** WORK ORDER **
Repeat all the records exactly, omitting pictures.
═════ DATA TO PROCESS
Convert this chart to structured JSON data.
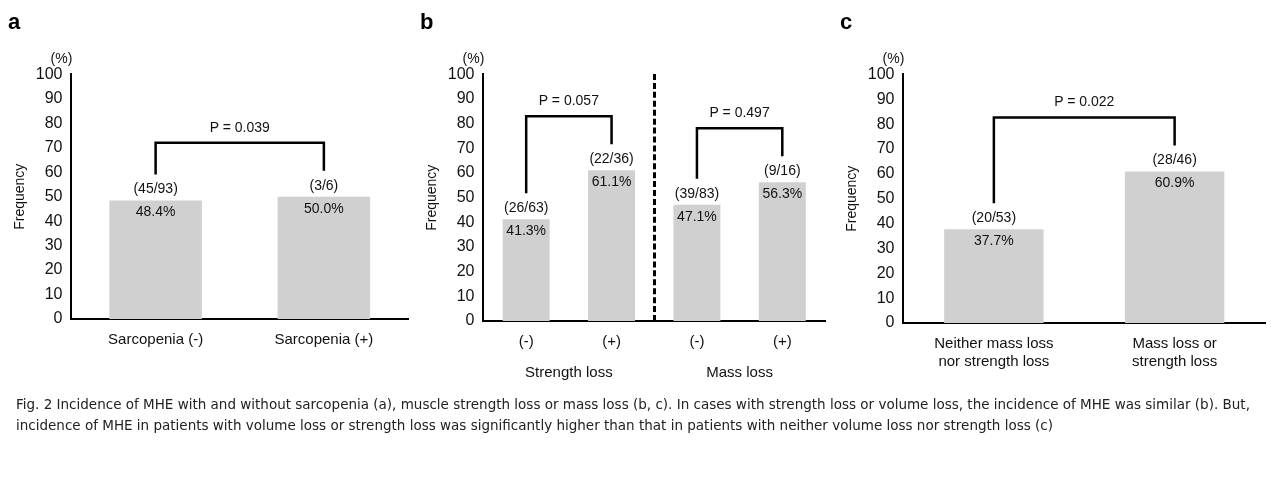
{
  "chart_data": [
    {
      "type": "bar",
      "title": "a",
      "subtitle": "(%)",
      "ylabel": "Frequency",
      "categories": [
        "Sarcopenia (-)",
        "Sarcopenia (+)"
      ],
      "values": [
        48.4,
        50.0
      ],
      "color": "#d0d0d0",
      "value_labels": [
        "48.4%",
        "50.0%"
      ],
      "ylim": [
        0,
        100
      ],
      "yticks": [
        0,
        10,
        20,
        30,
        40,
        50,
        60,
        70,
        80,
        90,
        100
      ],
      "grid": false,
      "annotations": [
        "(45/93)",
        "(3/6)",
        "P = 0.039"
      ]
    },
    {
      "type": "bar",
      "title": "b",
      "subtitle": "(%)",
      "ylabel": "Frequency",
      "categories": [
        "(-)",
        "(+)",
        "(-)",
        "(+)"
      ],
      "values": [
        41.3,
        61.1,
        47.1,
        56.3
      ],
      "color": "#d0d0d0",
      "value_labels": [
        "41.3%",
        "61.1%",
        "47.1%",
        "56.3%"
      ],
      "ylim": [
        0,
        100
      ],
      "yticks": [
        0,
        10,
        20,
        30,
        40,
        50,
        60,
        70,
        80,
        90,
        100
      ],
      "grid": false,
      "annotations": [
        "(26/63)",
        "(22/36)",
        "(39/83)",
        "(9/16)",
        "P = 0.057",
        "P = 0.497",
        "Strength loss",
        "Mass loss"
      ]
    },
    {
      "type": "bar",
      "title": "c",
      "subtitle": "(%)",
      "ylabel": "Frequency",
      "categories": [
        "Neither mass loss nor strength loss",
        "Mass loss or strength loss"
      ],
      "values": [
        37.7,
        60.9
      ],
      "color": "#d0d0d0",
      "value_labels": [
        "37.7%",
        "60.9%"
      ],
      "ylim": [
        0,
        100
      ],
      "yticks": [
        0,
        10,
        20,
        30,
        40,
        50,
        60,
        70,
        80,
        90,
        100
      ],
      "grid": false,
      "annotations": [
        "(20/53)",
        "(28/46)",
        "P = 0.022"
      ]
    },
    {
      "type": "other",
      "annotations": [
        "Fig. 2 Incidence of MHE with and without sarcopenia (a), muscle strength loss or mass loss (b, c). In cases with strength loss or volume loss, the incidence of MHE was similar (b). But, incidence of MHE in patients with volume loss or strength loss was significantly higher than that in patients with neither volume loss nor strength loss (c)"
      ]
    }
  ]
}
══════════
** SOLUTION TO THE EXERCISE **
Convert this chart to structured JSON data.
{
  "chart_data": [
    {
      "type": "bar",
      "title": "a",
      "subtitle": "(%)",
      "ylabel": "Frequency",
      "categories": [
        "Sarcopenia (-)",
        "Sarcopenia (+)"
      ],
      "values": [
        48.4,
        50.0
      ],
      "color": "#d0d0d0",
      "value_labels": [
        "48.4%",
        "50.0%"
      ],
      "ylim": [
        0,
        100
      ],
      "yticks": [
        0,
        10,
        20,
        30,
        40,
        50,
        60,
        70,
        80,
        90,
        100
      ],
      "grid": false,
      "annotations": [
        "(45/93)",
        "(3/6)",
        "P = 0.039"
      ]
    },
    {
      "type": "bar",
      "title": "b",
      "subtitle": "(%)",
      "ylabel": "Frequency",
      "categories": [
        "(-)",
        "(+)",
        "(-)",
        "(+)"
      ],
      "values": [
        41.3,
        61.1,
        47.1,
        56.3
      ],
      "color": "#d0d0d0",
      "value_labels": [
        "41.3%",
        "61.1%",
        "47.1%",
        "56.3%"
      ],
      "ylim": [
        0,
        100
      ],
      "yticks": [
        0,
        10,
        20,
        30,
        40,
        50,
        60,
        70,
        80,
        90,
        100
      ],
      "grid": false,
      "annotations": [
        "(26/63)",
        "(22/36)",
        "(39/83)",
        "(9/16)",
        "P = 0.057",
        "P = 0.497",
        "Strength loss",
        "Mass loss"
      ]
    },
    {
      "type": "bar",
      "title": "c",
      "subtitle": "(%)",
      "ylabel": "Frequency",
      "categories": [
        "Neither mass loss nor strength loss",
        "Mass loss or strength loss"
      ],
      "values": [
        37.7,
        60.9
      ],
      "color": "#d0d0d0",
      "value_labels": [
        "37.7%",
        "60.9%"
      ],
      "ylim": [
        0,
        100
      ],
      "yticks": [
        0,
        10,
        20,
        30,
        40,
        50,
        60,
        70,
        80,
        90,
        100
      ],
      "grid": false,
      "annotations": [
        "(20/53)",
        "(28/46)",
        "P = 0.022"
      ]
    },
    {
      "type": "other",
      "annotations": [
        "Fig. 2 Incidence of MHE with and without sarcopenia (a), muscle strength loss or mass loss (b, c). In cases with strength loss or volume loss, the incidence of MHE was similar (b). But, incidence of MHE in patients with volume loss or strength loss was significantly higher than that in patients with neither volume loss nor strength loss (c)"
      ]
    }
  ]
}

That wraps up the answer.